## Begin

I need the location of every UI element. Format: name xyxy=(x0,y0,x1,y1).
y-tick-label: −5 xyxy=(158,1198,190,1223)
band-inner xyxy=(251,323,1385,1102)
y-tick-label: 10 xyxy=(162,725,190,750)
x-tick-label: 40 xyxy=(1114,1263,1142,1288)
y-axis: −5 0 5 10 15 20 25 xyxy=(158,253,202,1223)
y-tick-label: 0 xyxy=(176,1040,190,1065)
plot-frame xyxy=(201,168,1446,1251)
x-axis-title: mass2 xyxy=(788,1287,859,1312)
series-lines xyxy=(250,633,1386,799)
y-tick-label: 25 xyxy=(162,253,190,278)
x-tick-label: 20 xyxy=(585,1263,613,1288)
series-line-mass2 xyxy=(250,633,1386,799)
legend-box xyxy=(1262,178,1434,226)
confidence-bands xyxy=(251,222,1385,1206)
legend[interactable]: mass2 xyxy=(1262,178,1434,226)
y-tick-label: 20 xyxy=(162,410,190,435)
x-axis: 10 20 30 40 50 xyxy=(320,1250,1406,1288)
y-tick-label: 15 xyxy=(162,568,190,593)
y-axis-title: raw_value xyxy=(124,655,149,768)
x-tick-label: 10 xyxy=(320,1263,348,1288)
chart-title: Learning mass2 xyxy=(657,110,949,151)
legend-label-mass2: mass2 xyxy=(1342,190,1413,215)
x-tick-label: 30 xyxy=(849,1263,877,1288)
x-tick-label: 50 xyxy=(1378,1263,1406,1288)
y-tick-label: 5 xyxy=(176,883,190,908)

## End

- **What needs to be done**: Return every line of the data above without changes, keeping the original order.

- **Result for this task**:
I need the location of every UI element. Format: name xyxy=(x0,y0,x1,y1).
y-tick-label: −5 xyxy=(158,1198,190,1223)
band-inner xyxy=(251,323,1385,1102)
y-tick-label: 10 xyxy=(162,725,190,750)
x-tick-label: 40 xyxy=(1114,1263,1142,1288)
y-axis: −5 0 5 10 15 20 25 xyxy=(158,253,202,1223)
y-tick-label: 0 xyxy=(176,1040,190,1065)
plot-frame xyxy=(201,168,1446,1251)
x-axis-title: mass2 xyxy=(788,1287,859,1312)
series-lines xyxy=(250,633,1386,799)
y-tick-label: 25 xyxy=(162,253,190,278)
x-tick-label: 20 xyxy=(585,1263,613,1288)
series-line-mass2 xyxy=(250,633,1386,799)
legend-box xyxy=(1262,178,1434,226)
confidence-bands xyxy=(251,222,1385,1206)
legend[interactable]: mass2 xyxy=(1262,178,1434,226)
y-tick-label: 20 xyxy=(162,410,190,435)
x-axis: 10 20 30 40 50 xyxy=(320,1250,1406,1288)
y-tick-label: 15 xyxy=(162,568,190,593)
y-axis-title: raw_value xyxy=(124,655,149,768)
x-tick-label: 10 xyxy=(320,1263,348,1288)
chart-title: Learning mass2 xyxy=(657,110,949,151)
legend-label-mass2: mass2 xyxy=(1342,190,1413,215)
x-tick-label: 30 xyxy=(849,1263,877,1288)
x-tick-label: 50 xyxy=(1378,1263,1406,1288)
y-tick-label: 5 xyxy=(176,883,190,908)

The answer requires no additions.